Figure collection entries:
-- Start --

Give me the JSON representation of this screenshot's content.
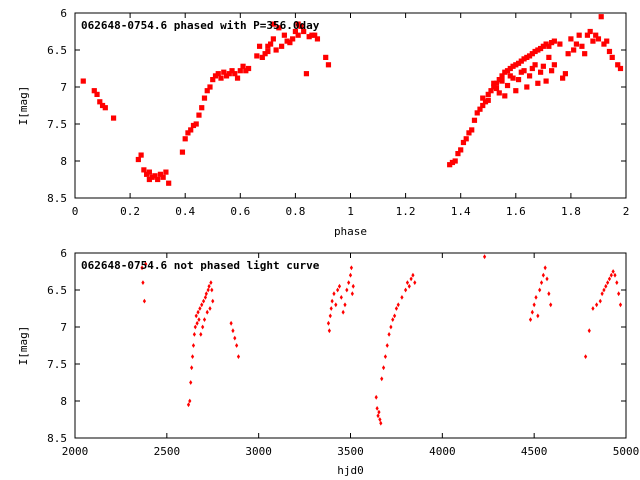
{
  "chart_data": [
    {
      "type": "scatter",
      "title": "062648-0754.6 phased with P=356.0day",
      "xlabel": "phase",
      "ylabel": "I[mag]",
      "xlim": [
        0,
        2
      ],
      "ylim": [
        8.5,
        6
      ],
      "y_inverted": true,
      "grid": false,
      "xticks": [
        "0",
        "0.2",
        "0.4",
        "0.6",
        "0.8",
        "1",
        "1.2",
        "1.4",
        "1.6",
        "1.8",
        "2"
      ],
      "yticks": [
        "6",
        "6.5",
        "7",
        "7.5",
        "8",
        "8.5"
      ],
      "marker_color": "#ff0000",
      "series": [
        {
          "points": [
            [
              0.03,
              6.92
            ],
            [
              0.07,
              7.05
            ],
            [
              0.08,
              7.1
            ],
            [
              0.09,
              7.2
            ],
            [
              0.1,
              7.25
            ],
            [
              0.11,
              7.28
            ],
            [
              0.14,
              7.42
            ],
            [
              0.23,
              7.98
            ],
            [
              0.24,
              7.92
            ],
            [
              0.25,
              8.12
            ],
            [
              0.26,
              8.18
            ],
            [
              0.27,
              8.15
            ],
            [
              0.27,
              8.25
            ],
            [
              0.28,
              8.22
            ],
            [
              0.29,
              8.2
            ],
            [
              0.3,
              8.25
            ],
            [
              0.31,
              8.18
            ],
            [
              0.32,
              8.22
            ],
            [
              0.33,
              8.15
            ],
            [
              0.34,
              8.3
            ],
            [
              0.39,
              7.88
            ],
            [
              0.4,
              7.7
            ],
            [
              0.41,
              7.62
            ],
            [
              0.42,
              7.58
            ],
            [
              0.43,
              7.52
            ],
            [
              0.44,
              7.5
            ],
            [
              0.45,
              7.38
            ],
            [
              0.46,
              7.28
            ],
            [
              0.47,
              7.15
            ],
            [
              0.48,
              7.05
            ],
            [
              0.49,
              7.0
            ],
            [
              0.5,
              6.9
            ],
            [
              0.51,
              6.85
            ],
            [
              0.52,
              6.82
            ],
            [
              0.53,
              6.88
            ],
            [
              0.54,
              6.8
            ],
            [
              0.55,
              6.85
            ],
            [
              0.56,
              6.82
            ],
            [
              0.57,
              6.78
            ],
            [
              0.58,
              6.82
            ],
            [
              0.59,
              6.88
            ],
            [
              0.6,
              6.78
            ],
            [
              0.61,
              6.72
            ],
            [
              0.62,
              6.78
            ],
            [
              0.63,
              6.75
            ],
            [
              0.66,
              6.58
            ],
            [
              0.67,
              6.45
            ],
            [
              0.68,
              6.6
            ],
            [
              0.69,
              6.55
            ],
            [
              0.7,
              6.52
            ],
            [
              0.7,
              6.45
            ],
            [
              0.71,
              6.42
            ],
            [
              0.72,
              6.35
            ],
            [
              0.72,
              6.15
            ],
            [
              0.73,
              6.5
            ],
            [
              0.74,
              6.2
            ],
            [
              0.75,
              6.45
            ],
            [
              0.76,
              6.3
            ],
            [
              0.77,
              6.38
            ],
            [
              0.78,
              6.4
            ],
            [
              0.79,
              6.35
            ],
            [
              0.8,
              6.25
            ],
            [
              0.81,
              6.3
            ],
            [
              0.81,
              6.15
            ],
            [
              0.82,
              6.18
            ],
            [
              0.83,
              6.25
            ],
            [
              0.84,
              6.82
            ],
            [
              0.85,
              6.32
            ],
            [
              0.86,
              6.3
            ],
            [
              0.87,
              6.3
            ],
            [
              0.88,
              6.35
            ],
            [
              0.91,
              6.6
            ],
            [
              0.92,
              6.7
            ],
            [
              1.36,
              8.05
            ],
            [
              1.37,
              8.02
            ],
            [
              1.38,
              8.0
            ],
            [
              1.39,
              7.9
            ],
            [
              1.4,
              7.85
            ],
            [
              1.41,
              7.75
            ],
            [
              1.42,
              7.7
            ],
            [
              1.43,
              7.62
            ],
            [
              1.44,
              7.58
            ],
            [
              1.45,
              7.45
            ],
            [
              1.46,
              7.35
            ],
            [
              1.47,
              7.3
            ],
            [
              1.48,
              7.25
            ],
            [
              1.49,
              7.2
            ],
            [
              1.5,
              7.1
            ],
            [
              1.51,
              7.05
            ],
            [
              1.52,
              7.0
            ],
            [
              1.53,
              6.95
            ],
            [
              1.54,
              6.9
            ],
            [
              1.55,
              6.85
            ],
            [
              1.56,
              6.8
            ],
            [
              1.57,
              6.78
            ],
            [
              1.58,
              6.75
            ],
            [
              1.59,
              6.72
            ],
            [
              1.6,
              6.7
            ],
            [
              1.61,
              6.68
            ],
            [
              1.62,
              6.65
            ],
            [
              1.63,
              6.62
            ],
            [
              1.64,
              6.6
            ],
            [
              1.65,
              6.58
            ],
            [
              1.66,
              6.55
            ],
            [
              1.67,
              6.52
            ],
            [
              1.68,
              6.5
            ],
            [
              1.69,
              6.48
            ],
            [
              1.7,
              6.45
            ],
            [
              1.71,
              6.42
            ],
            [
              1.72,
              6.45
            ],
            [
              1.73,
              6.4
            ],
            [
              1.74,
              6.38
            ],
            [
              1.52,
              6.95
            ],
            [
              1.55,
              6.92
            ],
            [
              1.58,
              6.85
            ],
            [
              1.62,
              6.8
            ],
            [
              1.66,
              6.75
            ],
            [
              1.7,
              6.72
            ],
            [
              1.74,
              6.7
            ],
            [
              1.56,
              7.12
            ],
            [
              1.6,
              7.05
            ],
            [
              1.64,
              7.0
            ],
            [
              1.68,
              6.95
            ],
            [
              1.71,
              6.92
            ],
            [
              1.5,
              7.18
            ],
            [
              1.54,
              7.08
            ],
            [
              1.57,
              6.98
            ],
            [
              1.61,
              6.9
            ],
            [
              1.65,
              6.85
            ],
            [
              1.69,
              6.8
            ],
            [
              1.73,
              6.78
            ],
            [
              1.48,
              7.15
            ],
            [
              1.53,
              7.02
            ],
            [
              1.59,
              6.88
            ],
            [
              1.63,
              6.78
            ],
            [
              1.67,
              6.7
            ],
            [
              1.72,
              6.6
            ],
            [
              1.76,
              6.42
            ],
            [
              1.77,
              6.88
            ],
            [
              1.78,
              6.82
            ],
            [
              1.79,
              6.55
            ],
            [
              1.8,
              6.35
            ],
            [
              1.81,
              6.5
            ],
            [
              1.82,
              6.42
            ],
            [
              1.83,
              6.3
            ],
            [
              1.84,
              6.45
            ],
            [
              1.85,
              6.55
            ],
            [
              1.86,
              6.3
            ],
            [
              1.87,
              6.25
            ],
            [
              1.88,
              6.38
            ],
            [
              1.89,
              6.3
            ],
            [
              1.9,
              6.35
            ],
            [
              1.91,
              6.05
            ],
            [
              1.92,
              6.42
            ],
            [
              1.93,
              6.38
            ],
            [
              1.94,
              6.52
            ],
            [
              1.95,
              6.6
            ],
            [
              1.97,
              6.7
            ],
            [
              1.98,
              6.75
            ]
          ]
        }
      ]
    },
    {
      "type": "scatter",
      "title": "062648-0754.6 not phased light curve",
      "xlabel": "hjd0",
      "ylabel": "I[mag]",
      "xlim": [
        2000,
        5000
      ],
      "ylim": [
        8.5,
        6
      ],
      "y_inverted": true,
      "grid": false,
      "xticks": [
        "2000",
        "2500",
        "3000",
        "3500",
        "4000",
        "4500",
        "5000"
      ],
      "yticks": [
        "6",
        "6.5",
        "7",
        "7.5",
        "8",
        "8.5"
      ],
      "marker_color": "#ff0000",
      "series": [
        {
          "points": [
            [
              2365,
              6.2
            ],
            [
              2370,
              6.4
            ],
            [
              2378,
              6.65
            ],
            [
              2385,
              6.15
            ],
            [
              2618,
              8.05
            ],
            [
              2625,
              8.0
            ],
            [
              2630,
              7.75
            ],
            [
              2635,
              7.55
            ],
            [
              2640,
              7.4
            ],
            [
              2645,
              7.25
            ],
            [
              2650,
              7.1
            ],
            [
              2655,
              7.0
            ],
            [
              2660,
              6.85
            ],
            [
              2665,
              6.95
            ],
            [
              2670,
              6.8
            ],
            [
              2675,
              6.9
            ],
            [
              2680,
              6.75
            ],
            [
              2685,
              7.1
            ],
            [
              2690,
              6.7
            ],
            [
              2695,
              7.0
            ],
            [
              2700,
              6.65
            ],
            [
              2705,
              6.9
            ],
            [
              2710,
              6.6
            ],
            [
              2715,
              6.55
            ],
            [
              2720,
              6.8
            ],
            [
              2725,
              6.5
            ],
            [
              2730,
              6.45
            ],
            [
              2735,
              6.75
            ],
            [
              2740,
              6.4
            ],
            [
              2745,
              6.5
            ],
            [
              2750,
              6.65
            ],
            [
              2850,
              6.95
            ],
            [
              2860,
              7.05
            ],
            [
              2870,
              7.15
            ],
            [
              2880,
              7.25
            ],
            [
              2890,
              7.4
            ],
            [
              3380,
              6.95
            ],
            [
              3385,
              7.05
            ],
            [
              3390,
              6.85
            ],
            [
              3395,
              6.75
            ],
            [
              3400,
              6.65
            ],
            [
              3410,
              6.55
            ],
            [
              3420,
              6.7
            ],
            [
              3430,
              6.5
            ],
            [
              3440,
              6.45
            ],
            [
              3450,
              6.6
            ],
            [
              3460,
              6.8
            ],
            [
              3470,
              6.7
            ],
            [
              3480,
              6.5
            ],
            [
              3490,
              6.4
            ],
            [
              3500,
              6.3
            ],
            [
              3505,
              6.2
            ],
            [
              3510,
              6.55
            ],
            [
              3515,
              6.45
            ],
            [
              3640,
              7.95
            ],
            [
              3645,
              8.1
            ],
            [
              3650,
              8.2
            ],
            [
              3655,
              8.15
            ],
            [
              3660,
              8.25
            ],
            [
              3665,
              8.3
            ],
            [
              3670,
              7.7
            ],
            [
              3680,
              7.55
            ],
            [
              3690,
              7.4
            ],
            [
              3700,
              7.25
            ],
            [
              3710,
              7.1
            ],
            [
              3720,
              7.0
            ],
            [
              3730,
              6.9
            ],
            [
              3740,
              6.85
            ],
            [
              3750,
              6.75
            ],
            [
              3760,
              6.7
            ],
            [
              3780,
              6.6
            ],
            [
              3800,
              6.5
            ],
            [
              3810,
              6.4
            ],
            [
              3820,
              6.45
            ],
            [
              3830,
              6.35
            ],
            [
              3840,
              6.3
            ],
            [
              3850,
              6.4
            ],
            [
              4230,
              6.05
            ],
            [
              4480,
              6.9
            ],
            [
              4490,
              6.8
            ],
            [
              4500,
              6.7
            ],
            [
              4510,
              6.6
            ],
            [
              4520,
              6.85
            ],
            [
              4530,
              6.5
            ],
            [
              4540,
              6.4
            ],
            [
              4550,
              6.3
            ],
            [
              4560,
              6.2
            ],
            [
              4570,
              6.35
            ],
            [
              4580,
              6.55
            ],
            [
              4590,
              6.7
            ],
            [
              4780,
              7.4
            ],
            [
              4800,
              7.05
            ],
            [
              4820,
              6.75
            ],
            [
              4840,
              6.7
            ],
            [
              4860,
              6.65
            ],
            [
              4870,
              6.55
            ],
            [
              4880,
              6.5
            ],
            [
              4890,
              6.45
            ],
            [
              4900,
              6.4
            ],
            [
              4910,
              6.35
            ],
            [
              4920,
              6.3
            ],
            [
              4930,
              6.25
            ],
            [
              4940,
              6.3
            ],
            [
              4950,
              6.4
            ],
            [
              4960,
              6.55
            ],
            [
              4970,
              6.7
            ]
          ]
        }
      ]
    }
  ]
}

-- End --

▶ [Exercise prompt] Tell how many lines hold the string "phased", giving the number and nothing else.

▶ [Expected answer] 2